• The problem:
Output all of the data below exactly as given.

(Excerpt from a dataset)
** begin **

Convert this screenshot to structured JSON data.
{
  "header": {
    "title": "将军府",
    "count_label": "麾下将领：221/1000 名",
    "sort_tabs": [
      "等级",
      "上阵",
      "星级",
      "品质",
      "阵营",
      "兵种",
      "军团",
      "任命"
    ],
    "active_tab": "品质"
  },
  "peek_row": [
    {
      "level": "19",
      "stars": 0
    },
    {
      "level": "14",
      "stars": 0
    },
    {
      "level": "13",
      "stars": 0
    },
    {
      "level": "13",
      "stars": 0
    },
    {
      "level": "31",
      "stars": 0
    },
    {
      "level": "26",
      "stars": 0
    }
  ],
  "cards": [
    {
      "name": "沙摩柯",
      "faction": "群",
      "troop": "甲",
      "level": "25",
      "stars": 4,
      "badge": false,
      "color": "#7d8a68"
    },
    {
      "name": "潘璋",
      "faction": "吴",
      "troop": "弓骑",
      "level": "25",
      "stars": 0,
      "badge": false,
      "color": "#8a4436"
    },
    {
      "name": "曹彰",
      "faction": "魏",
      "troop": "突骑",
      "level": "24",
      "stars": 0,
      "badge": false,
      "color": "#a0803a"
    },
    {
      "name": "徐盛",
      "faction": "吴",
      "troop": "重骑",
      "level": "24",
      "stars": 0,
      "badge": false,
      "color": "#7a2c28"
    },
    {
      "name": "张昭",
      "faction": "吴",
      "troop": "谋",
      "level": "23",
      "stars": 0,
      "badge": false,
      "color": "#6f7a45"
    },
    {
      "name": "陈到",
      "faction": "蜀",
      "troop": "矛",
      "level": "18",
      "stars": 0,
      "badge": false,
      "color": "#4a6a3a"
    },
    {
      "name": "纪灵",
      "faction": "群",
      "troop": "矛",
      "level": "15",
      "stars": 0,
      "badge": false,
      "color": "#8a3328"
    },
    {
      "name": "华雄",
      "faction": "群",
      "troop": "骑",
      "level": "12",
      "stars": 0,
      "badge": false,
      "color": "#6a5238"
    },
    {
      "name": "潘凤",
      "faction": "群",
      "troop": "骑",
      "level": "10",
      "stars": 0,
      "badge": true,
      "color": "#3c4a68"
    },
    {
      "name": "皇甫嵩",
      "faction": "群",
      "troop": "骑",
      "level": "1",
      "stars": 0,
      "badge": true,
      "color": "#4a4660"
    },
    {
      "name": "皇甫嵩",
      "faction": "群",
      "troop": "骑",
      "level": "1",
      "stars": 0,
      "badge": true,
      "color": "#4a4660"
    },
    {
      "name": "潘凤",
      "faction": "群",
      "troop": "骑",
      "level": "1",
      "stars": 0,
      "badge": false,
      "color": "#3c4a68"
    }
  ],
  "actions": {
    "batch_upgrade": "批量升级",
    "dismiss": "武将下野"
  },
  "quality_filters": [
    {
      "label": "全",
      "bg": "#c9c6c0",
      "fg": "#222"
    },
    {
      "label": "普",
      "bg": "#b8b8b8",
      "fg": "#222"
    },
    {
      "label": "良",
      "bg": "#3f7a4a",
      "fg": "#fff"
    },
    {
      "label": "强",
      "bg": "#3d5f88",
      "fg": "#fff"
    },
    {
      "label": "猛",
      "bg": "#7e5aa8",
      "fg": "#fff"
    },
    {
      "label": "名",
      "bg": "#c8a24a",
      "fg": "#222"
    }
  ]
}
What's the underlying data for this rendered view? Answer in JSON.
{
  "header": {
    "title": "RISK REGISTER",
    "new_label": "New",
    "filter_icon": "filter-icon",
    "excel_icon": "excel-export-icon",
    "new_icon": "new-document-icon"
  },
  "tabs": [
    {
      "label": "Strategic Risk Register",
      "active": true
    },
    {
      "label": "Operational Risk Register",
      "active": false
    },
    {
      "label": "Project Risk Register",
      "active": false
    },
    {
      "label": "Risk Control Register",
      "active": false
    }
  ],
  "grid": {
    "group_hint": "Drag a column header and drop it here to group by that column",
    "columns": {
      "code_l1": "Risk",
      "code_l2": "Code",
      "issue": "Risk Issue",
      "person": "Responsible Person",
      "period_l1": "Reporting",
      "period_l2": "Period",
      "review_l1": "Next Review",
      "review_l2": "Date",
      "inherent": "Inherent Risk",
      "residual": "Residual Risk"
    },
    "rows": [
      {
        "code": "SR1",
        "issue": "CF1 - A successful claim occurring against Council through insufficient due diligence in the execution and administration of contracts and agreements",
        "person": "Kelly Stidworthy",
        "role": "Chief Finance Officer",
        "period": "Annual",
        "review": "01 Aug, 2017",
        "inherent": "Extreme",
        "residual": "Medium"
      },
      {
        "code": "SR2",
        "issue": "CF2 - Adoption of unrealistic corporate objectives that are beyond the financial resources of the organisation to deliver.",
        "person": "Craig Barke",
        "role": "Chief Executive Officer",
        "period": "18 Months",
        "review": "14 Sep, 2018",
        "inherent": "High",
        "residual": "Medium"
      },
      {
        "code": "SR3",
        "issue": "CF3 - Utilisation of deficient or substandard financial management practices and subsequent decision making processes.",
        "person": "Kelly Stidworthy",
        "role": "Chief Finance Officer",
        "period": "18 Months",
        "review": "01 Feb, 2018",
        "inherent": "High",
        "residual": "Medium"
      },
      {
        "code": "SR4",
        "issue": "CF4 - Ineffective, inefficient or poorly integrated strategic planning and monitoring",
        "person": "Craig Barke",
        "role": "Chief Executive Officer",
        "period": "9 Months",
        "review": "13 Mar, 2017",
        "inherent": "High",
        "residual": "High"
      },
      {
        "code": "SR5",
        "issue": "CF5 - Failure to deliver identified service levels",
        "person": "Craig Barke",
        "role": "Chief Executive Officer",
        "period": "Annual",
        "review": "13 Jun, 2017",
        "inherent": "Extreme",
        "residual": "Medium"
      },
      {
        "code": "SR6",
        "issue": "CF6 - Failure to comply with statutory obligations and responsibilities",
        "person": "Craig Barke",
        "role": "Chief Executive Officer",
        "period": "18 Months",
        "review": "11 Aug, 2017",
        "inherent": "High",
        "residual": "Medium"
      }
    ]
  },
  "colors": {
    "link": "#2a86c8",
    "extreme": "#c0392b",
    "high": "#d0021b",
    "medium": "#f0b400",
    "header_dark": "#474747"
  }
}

** end **

• Expected output:
Convert this screenshot to structured JSON data.
{
  "header": {
    "title": "将军府",
    "count_label": "麾下将领：221/1000 名",
    "sort_tabs": [
      "等级",
      "上阵",
      "星级",
      "品质",
      "阵营",
      "兵种",
      "军团",
      "任命"
    ],
    "active_tab": "品质"
  },
  "peek_row": [
    {
      "level": "19",
      "stars": 0
    },
    {
      "level": "14",
      "stars": 0
    },
    {
      "level": "13",
      "stars": 0
    },
    {
      "level": "13",
      "stars": 0
    },
    {
      "level": "31",
      "stars": 0
    },
    {
      "level": "26",
      "stars": 0
    }
  ],
  "cards": [
    {
      "name": "沙摩柯",
      "faction": "群",
      "troop": "甲",
      "level": "25",
      "stars": 4,
      "badge": false,
      "color": "#7d8a68"
    },
    {
      "name": "潘璋",
      "faction": "吴",
      "troop": "弓骑",
      "level": "25",
      "stars": 0,
      "badge": false,
      "color": "#8a4436"
    },
    {
      "name": "曹彰",
      "faction": "魏",
      "troop": "突骑",
      "level": "24",
      "stars": 0,
      "badge": false,
      "color": "#a0803a"
    },
    {
      "name": "徐盛",
      "faction": "吴",
      "troop": "重骑",
      "level": "24",
      "stars": 0,
      "badge": false,
      "color": "#7a2c28"
    },
    {
      "name": "张昭",
      "faction": "吴",
      "troop": "谋",
      "level": "23",
      "stars": 0,
      "badge": false,
      "color": "#6f7a45"
    },
    {
      "name": "陈到",
      "faction": "蜀",
      "troop": "矛",
      "level": "18",
      "stars": 0,
      "badge": false,
      "color": "#4a6a3a"
    },
    {
      "name": "纪灵",
      "faction": "群",
      "troop": "矛",
      "level": "15",
      "stars": 0,
      "badge": false,
      "color": "#8a3328"
    },
    {
      "name": "华雄",
      "faction": "群",
      "troop": "骑",
      "level": "12",
      "stars": 0,
      "badge": false,
      "color": "#6a5238"
    },
    {
      "name": "潘凤",
      "faction": "群",
      "troop": "骑",
      "level": "10",
      "stars": 0,
      "badge": true,
      "color": "#3c4a68"
    },
    {
      "name": "皇甫嵩",
      "faction": "群",
      "troop": "骑",
      "level": "1",
      "stars": 0,
      "badge": true,
      "color": "#4a4660"
    },
    {
      "name": "皇甫嵩",
      "faction": "群",
      "troop": "骑",
      "level": "1",
      "stars": 0,
      "badge": true,
      "color": "#4a4660"
    },
    {
      "name": "潘凤",
      "faction": "群",
      "troop": "骑",
      "level": "1",
      "stars": 0,
      "badge": false,
      "color": "#3c4a68"
    }
  ],
  "actions": {
    "batch_upgrade": "批量升级",
    "dismiss": "武将下野"
  },
  "quality_filters": [
    {
      "label": "全",
      "bg": "#c9c6c0",
      "fg": "#222"
    },
    {
      "label": "普",
      "bg": "#b8b8b8",
      "fg": "#222"
    },
    {
      "label": "良",
      "bg": "#3f7a4a",
      "fg": "#fff"
    },
    {
      "label": "强",
      "bg": "#3d5f88",
      "fg": "#fff"
    },
    {
      "label": "猛",
      "bg": "#7e5aa8",
      "fg": "#fff"
    },
    {
      "label": "名",
      "bg": "#c8a24a",
      "fg": "#222"
    }
  ]
}
What's the underlying data for this rendered view? Answer in JSON.
{
  "header": {
    "title": "RISK REGISTER",
    "new_label": "New",
    "filter_icon": "filter-icon",
    "excel_icon": "excel-export-icon",
    "new_icon": "new-document-icon"
  },
  "tabs": [
    {
      "label": "Strategic Risk Register",
      "active": true
    },
    {
      "label": "Operational Risk Register",
      "active": false
    },
    {
      "label": "Project Risk Register",
      "active": false
    },
    {
      "label": "Risk Control Register",
      "active": false
    }
  ],
  "grid": {
    "group_hint": "Drag a column header and drop it here to group by that column",
    "columns": {
      "code_l1": "Risk",
      "code_l2": "Code",
      "issue": "Risk Issue",
      "person": "Responsible Person",
      "period_l1": "Reporting",
      "period_l2": "Period",
      "review_l1": "Next Review",
      "review_l2": "Date",
      "inherent": "Inherent Risk",
      "residual": "Residual Risk"
    },
    "rows": [
      {
        "code": "SR1",
        "issue": "CF1 - A successful claim occurring against Council through insufficient due diligence in the execution and administration of contracts and agreements",
        "person": "Kelly Stidworthy",
        "role": "Chief Finance Officer",
        "period": "Annual",
        "review": "01 Aug, 2017",
        "inherent": "Extreme",
        "residual": "Medium"
      },
      {
        "code": "SR2",
        "issue": "CF2 - Adoption of unrealistic corporate objectives that are beyond the financial resources of the organisation to deliver.",
        "person": "Craig Barke",
        "role": "Chief Executive Officer",
        "period": "18 Months",
        "review": "14 Sep, 2018",
        "inherent": "High",
        "residual": "Medium"
      },
      {
        "code": "SR3",
        "issue": "CF3 - Utilisation of deficient or substandard financial management practices and subsequent decision making processes.",
        "person": "Kelly Stidworthy",
        "role": "Chief Finance Officer",
        "period": "18 Months",
        "review": "01 Feb, 2018",
        "inherent": "High",
        "residual": "Medium"
      },
      {
        "code": "SR4",
        "issue": "CF4 - Ineffective, inefficient or poorly integrated strategic planning and monitoring",
        "person": "Craig Barke",
        "role": "Chief Executive Officer",
        "period": "9 Months",
        "review": "13 Mar, 2017",
        "inherent": "High",
        "residual": "High"
      },
      {
        "code": "SR5",
        "issue": "CF5 - Failure to deliver identified service levels",
        "person": "Craig Barke",
        "role": "Chief Executive Officer",
        "period": "Annual",
        "review": "13 Jun, 2017",
        "inherent": "Extreme",
        "residual": "Medium"
      },
      {
        "code": "SR6",
        "issue": "CF6 - Failure to comply with statutory obligations and responsibilities",
        "person": "Craig Barke",
        "role": "Chief Executive Officer",
        "period": "18 Months",
        "review": "11 Aug, 2017",
        "inherent": "High",
        "residual": "Medium"
      }
    ]
  },
  "colors": {
    "link": "#2a86c8",
    "extreme": "#c0392b",
    "high": "#d0021b",
    "medium": "#f0b400",
    "header_dark": "#474747"
  }
}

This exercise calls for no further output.